> _Material supplied_
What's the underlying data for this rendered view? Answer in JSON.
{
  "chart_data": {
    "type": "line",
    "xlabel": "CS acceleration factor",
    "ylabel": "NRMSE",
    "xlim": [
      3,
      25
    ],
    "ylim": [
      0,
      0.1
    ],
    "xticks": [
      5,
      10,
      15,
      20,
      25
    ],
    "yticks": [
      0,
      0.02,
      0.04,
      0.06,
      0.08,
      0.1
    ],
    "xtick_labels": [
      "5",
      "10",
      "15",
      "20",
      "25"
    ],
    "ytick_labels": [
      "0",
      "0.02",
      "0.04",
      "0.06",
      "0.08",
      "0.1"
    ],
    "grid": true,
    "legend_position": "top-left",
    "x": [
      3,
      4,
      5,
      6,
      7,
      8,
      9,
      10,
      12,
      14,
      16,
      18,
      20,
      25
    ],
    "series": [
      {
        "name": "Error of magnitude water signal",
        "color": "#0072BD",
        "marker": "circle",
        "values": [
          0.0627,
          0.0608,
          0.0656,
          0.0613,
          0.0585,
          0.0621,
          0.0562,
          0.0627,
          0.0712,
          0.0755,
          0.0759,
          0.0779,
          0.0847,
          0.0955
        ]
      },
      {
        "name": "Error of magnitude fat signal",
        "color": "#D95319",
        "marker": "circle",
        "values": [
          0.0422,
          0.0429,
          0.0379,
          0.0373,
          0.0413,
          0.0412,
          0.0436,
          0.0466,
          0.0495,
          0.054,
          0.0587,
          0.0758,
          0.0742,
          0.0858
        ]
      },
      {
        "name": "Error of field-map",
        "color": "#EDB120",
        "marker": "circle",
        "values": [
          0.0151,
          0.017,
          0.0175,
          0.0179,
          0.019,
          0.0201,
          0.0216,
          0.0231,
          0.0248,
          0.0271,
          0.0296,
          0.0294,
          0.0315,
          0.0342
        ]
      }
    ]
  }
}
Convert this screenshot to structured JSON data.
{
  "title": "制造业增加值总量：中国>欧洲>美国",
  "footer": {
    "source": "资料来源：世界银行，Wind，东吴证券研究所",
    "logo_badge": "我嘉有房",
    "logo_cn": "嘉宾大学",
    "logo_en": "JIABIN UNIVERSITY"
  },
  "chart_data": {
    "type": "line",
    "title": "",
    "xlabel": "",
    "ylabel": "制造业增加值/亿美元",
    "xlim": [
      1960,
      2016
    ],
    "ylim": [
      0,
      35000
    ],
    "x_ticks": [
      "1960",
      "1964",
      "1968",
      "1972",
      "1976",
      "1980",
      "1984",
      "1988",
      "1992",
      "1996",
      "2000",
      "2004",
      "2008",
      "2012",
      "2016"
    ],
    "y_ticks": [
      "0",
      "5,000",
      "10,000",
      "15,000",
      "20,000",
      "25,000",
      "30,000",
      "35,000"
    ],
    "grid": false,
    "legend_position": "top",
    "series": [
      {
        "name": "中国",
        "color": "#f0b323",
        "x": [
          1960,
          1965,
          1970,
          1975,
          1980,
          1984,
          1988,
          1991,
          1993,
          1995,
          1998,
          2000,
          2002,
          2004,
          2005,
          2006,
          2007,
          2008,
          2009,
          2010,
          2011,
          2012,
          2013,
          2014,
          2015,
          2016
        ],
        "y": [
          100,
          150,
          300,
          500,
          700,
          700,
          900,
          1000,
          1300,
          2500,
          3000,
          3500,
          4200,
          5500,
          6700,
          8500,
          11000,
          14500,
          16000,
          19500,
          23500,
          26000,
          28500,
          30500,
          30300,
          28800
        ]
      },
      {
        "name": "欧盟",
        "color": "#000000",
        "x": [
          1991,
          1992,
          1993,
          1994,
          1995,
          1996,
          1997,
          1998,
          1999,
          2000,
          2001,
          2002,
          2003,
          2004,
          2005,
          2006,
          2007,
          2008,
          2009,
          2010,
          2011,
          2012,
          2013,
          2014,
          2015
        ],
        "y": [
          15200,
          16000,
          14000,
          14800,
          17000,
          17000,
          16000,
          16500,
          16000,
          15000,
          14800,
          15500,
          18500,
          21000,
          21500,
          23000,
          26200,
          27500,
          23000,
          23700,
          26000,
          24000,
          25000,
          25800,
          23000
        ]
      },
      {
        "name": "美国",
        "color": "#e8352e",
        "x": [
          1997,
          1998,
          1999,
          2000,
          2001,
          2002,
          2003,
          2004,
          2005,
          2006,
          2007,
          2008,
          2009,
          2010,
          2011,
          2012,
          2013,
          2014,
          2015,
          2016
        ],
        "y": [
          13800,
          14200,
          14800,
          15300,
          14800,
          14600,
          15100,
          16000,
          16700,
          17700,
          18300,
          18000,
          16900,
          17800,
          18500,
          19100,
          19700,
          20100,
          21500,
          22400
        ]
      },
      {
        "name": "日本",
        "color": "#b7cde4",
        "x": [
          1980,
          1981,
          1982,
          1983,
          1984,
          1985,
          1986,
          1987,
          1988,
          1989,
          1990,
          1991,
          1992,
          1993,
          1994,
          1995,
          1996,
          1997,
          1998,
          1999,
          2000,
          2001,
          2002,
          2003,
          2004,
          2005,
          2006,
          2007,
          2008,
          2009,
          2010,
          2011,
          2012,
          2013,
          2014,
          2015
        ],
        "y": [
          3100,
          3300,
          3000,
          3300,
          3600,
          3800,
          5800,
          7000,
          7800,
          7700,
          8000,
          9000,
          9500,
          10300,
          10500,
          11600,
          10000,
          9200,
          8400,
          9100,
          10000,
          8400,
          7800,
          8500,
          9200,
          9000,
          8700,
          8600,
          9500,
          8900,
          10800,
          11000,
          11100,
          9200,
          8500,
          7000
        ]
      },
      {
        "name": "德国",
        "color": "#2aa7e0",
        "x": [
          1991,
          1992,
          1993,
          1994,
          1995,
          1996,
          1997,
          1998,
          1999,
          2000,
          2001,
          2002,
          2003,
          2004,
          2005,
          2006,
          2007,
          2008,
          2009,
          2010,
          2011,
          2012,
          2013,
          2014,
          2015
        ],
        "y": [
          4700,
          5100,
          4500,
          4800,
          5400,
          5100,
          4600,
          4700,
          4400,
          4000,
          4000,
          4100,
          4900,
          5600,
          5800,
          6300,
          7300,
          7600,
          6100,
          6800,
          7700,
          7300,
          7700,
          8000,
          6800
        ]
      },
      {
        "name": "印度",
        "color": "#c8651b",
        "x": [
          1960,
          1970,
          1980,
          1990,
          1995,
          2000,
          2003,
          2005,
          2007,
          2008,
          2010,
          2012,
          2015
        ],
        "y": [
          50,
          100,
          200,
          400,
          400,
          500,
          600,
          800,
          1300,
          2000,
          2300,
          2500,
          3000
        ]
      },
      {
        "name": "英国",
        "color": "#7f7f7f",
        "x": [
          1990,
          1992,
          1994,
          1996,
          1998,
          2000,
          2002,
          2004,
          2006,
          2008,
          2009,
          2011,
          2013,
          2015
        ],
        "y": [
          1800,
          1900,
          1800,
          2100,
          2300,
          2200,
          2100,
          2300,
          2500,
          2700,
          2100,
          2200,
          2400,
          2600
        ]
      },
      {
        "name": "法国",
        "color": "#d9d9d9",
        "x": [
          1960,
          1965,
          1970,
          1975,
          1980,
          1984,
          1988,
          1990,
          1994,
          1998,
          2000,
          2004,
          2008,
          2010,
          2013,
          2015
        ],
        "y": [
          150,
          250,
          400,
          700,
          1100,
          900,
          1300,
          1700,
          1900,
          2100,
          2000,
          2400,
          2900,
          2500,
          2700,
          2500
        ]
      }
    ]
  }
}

> _Task objective_
Return the whole listing exactly, with every line included.

> _Solution for this problem_
What's the underlying data for this rendered view? Answer in JSON.
{
  "chart_data": {
    "type": "line",
    "xlabel": "CS acceleration factor",
    "ylabel": "NRMSE",
    "xlim": [
      3,
      25
    ],
    "ylim": [
      0,
      0.1
    ],
    "xticks": [
      5,
      10,
      15,
      20,
      25
    ],
    "yticks": [
      0,
      0.02,
      0.04,
      0.06,
      0.08,
      0.1
    ],
    "xtick_labels": [
      "5",
      "10",
      "15",
      "20",
      "25"
    ],
    "ytick_labels": [
      "0",
      "0.02",
      "0.04",
      "0.06",
      "0.08",
      "0.1"
    ],
    "grid": true,
    "legend_position": "top-left",
    "x": [
      3,
      4,
      5,
      6,
      7,
      8,
      9,
      10,
      12,
      14,
      16,
      18,
      20,
      25
    ],
    "series": [
      {
        "name": "Error of magnitude water signal",
        "color": "#0072BD",
        "marker": "circle",
        "values": [
          0.0627,
          0.0608,
          0.0656,
          0.0613,
          0.0585,
          0.0621,
          0.0562,
          0.0627,
          0.0712,
          0.0755,
          0.0759,
          0.0779,
          0.0847,
          0.0955
        ]
      },
      {
        "name": "Error of magnitude fat signal",
        "color": "#D95319",
        "marker": "circle",
        "values": [
          0.0422,
          0.0429,
          0.0379,
          0.0373,
          0.0413,
          0.0412,
          0.0436,
          0.0466,
          0.0495,
          0.054,
          0.0587,
          0.0758,
          0.0742,
          0.0858
        ]
      },
      {
        "name": "Error of field-map",
        "color": "#EDB120",
        "marker": "circle",
        "values": [
          0.0151,
          0.017,
          0.0175,
          0.0179,
          0.019,
          0.0201,
          0.0216,
          0.0231,
          0.0248,
          0.0271,
          0.0296,
          0.0294,
          0.0315,
          0.0342
        ]
      }
    ]
  }
}
Convert this screenshot to structured JSON data.
{
  "title": "制造业增加值总量：中国>欧洲>美国",
  "footer": {
    "source": "资料来源：世界银行，Wind，东吴证券研究所",
    "logo_badge": "我嘉有房",
    "logo_cn": "嘉宾大学",
    "logo_en": "JIABIN UNIVERSITY"
  },
  "chart_data": {
    "type": "line",
    "title": "",
    "xlabel": "",
    "ylabel": "制造业增加值/亿美元",
    "xlim": [
      1960,
      2016
    ],
    "ylim": [
      0,
      35000
    ],
    "x_ticks": [
      "1960",
      "1964",
      "1968",
      "1972",
      "1976",
      "1980",
      "1984",
      "1988",
      "1992",
      "1996",
      "2000",
      "2004",
      "2008",
      "2012",
      "2016"
    ],
    "y_ticks": [
      "0",
      "5,000",
      "10,000",
      "15,000",
      "20,000",
      "25,000",
      "30,000",
      "35,000"
    ],
    "grid": false,
    "legend_position": "top",
    "series": [
      {
        "name": "中国",
        "color": "#f0b323",
        "x": [
          1960,
          1965,
          1970,
          1975,
          1980,
          1984,
          1988,
          1991,
          1993,
          1995,
          1998,
          2000,
          2002,
          2004,
          2005,
          2006,
          2007,
          2008,
          2009,
          2010,
          2011,
          2012,
          2013,
          2014,
          2015,
          2016
        ],
        "y": [
          100,
          150,
          300,
          500,
          700,
          700,
          900,
          1000,
          1300,
          2500,
          3000,
          3500,
          4200,
          5500,
          6700,
          8500,
          11000,
          14500,
          16000,
          19500,
          23500,
          26000,
          28500,
          30500,
          30300,
          28800
        ]
      },
      {
        "name": "欧盟",
        "color": "#000000",
        "x": [
          1991,
          1992,
          1993,
          1994,
          1995,
          1996,
          1997,
          1998,
          1999,
          2000,
          2001,
          2002,
          2003,
          2004,
          2005,
          2006,
          2007,
          2008,
          2009,
          2010,
          2011,
          2012,
          2013,
          2014,
          2015
        ],
        "y": [
          15200,
          16000,
          14000,
          14800,
          17000,
          17000,
          16000,
          16500,
          16000,
          15000,
          14800,
          15500,
          18500,
          21000,
          21500,
          23000,
          26200,
          27500,
          23000,
          23700,
          26000,
          24000,
          25000,
          25800,
          23000
        ]
      },
      {
        "name": "美国",
        "color": "#e8352e",
        "x": [
          1997,
          1998,
          1999,
          2000,
          2001,
          2002,
          2003,
          2004,
          2005,
          2006,
          2007,
          2008,
          2009,
          2010,
          2011,
          2012,
          2013,
          2014,
          2015,
          2016
        ],
        "y": [
          13800,
          14200,
          14800,
          15300,
          14800,
          14600,
          15100,
          16000,
          16700,
          17700,
          18300,
          18000,
          16900,
          17800,
          18500,
          19100,
          19700,
          20100,
          21500,
          22400
        ]
      },
      {
        "name": "日本",
        "color": "#b7cde4",
        "x": [
          1980,
          1981,
          1982,
          1983,
          1984,
          1985,
          1986,
          1987,
          1988,
          1989,
          1990,
          1991,
          1992,
          1993,
          1994,
          1995,
          1996,
          1997,
          1998,
          1999,
          2000,
          2001,
          2002,
          2003,
          2004,
          2005,
          2006,
          2007,
          2008,
          2009,
          2010,
          2011,
          2012,
          2013,
          2014,
          2015
        ],
        "y": [
          3100,
          3300,
          3000,
          3300,
          3600,
          3800,
          5800,
          7000,
          7800,
          7700,
          8000,
          9000,
          9500,
          10300,
          10500,
          11600,
          10000,
          9200,
          8400,
          9100,
          10000,
          8400,
          7800,
          8500,
          9200,
          9000,
          8700,
          8600,
          9500,
          8900,
          10800,
          11000,
          11100,
          9200,
          8500,
          7000
        ]
      },
      {
        "name": "德国",
        "color": "#2aa7e0",
        "x": [
          1991,
          1992,
          1993,
          1994,
          1995,
          1996,
          1997,
          1998,
          1999,
          2000,
          2001,
          2002,
          2003,
          2004,
          2005,
          2006,
          2007,
          2008,
          2009,
          2010,
          2011,
          2012,
          2013,
          2014,
          2015
        ],
        "y": [
          4700,
          5100,
          4500,
          4800,
          5400,
          5100,
          4600,
          4700,
          4400,
          4000,
          4000,
          4100,
          4900,
          5600,
          5800,
          6300,
          7300,
          7600,
          6100,
          6800,
          7700,
          7300,
          7700,
          8000,
          6800
        ]
      },
      {
        "name": "印度",
        "color": "#c8651b",
        "x": [
          1960,
          1970,
          1980,
          1990,
          1995,
          2000,
          2003,
          2005,
          2007,
          2008,
          2010,
          2012,
          2015
        ],
        "y": [
          50,
          100,
          200,
          400,
          400,
          500,
          600,
          800,
          1300,
          2000,
          2300,
          2500,
          3000
        ]
      },
      {
        "name": "英国",
        "color": "#7f7f7f",
        "x": [
          1990,
          1992,
          1994,
          1996,
          1998,
          2000,
          2002,
          2004,
          2006,
          2008,
          2009,
          2011,
          2013,
          2015
        ],
        "y": [
          1800,
          1900,
          1800,
          2100,
          2300,
          2200,
          2100,
          2300,
          2500,
          2700,
          2100,
          2200,
          2400,
          2600
        ]
      },
      {
        "name": "法国",
        "color": "#d9d9d9",
        "x": [
          1960,
          1965,
          1970,
          1975,
          1980,
          1984,
          1988,
          1990,
          1994,
          1998,
          2000,
          2004,
          2008,
          2010,
          2013,
          2015
        ],
        "y": [
          150,
          250,
          400,
          700,
          1100,
          900,
          1300,
          1700,
          1900,
          2100,
          2000,
          2400,
          2900,
          2500,
          2700,
          2500
        ]
      }
    ]
  }
}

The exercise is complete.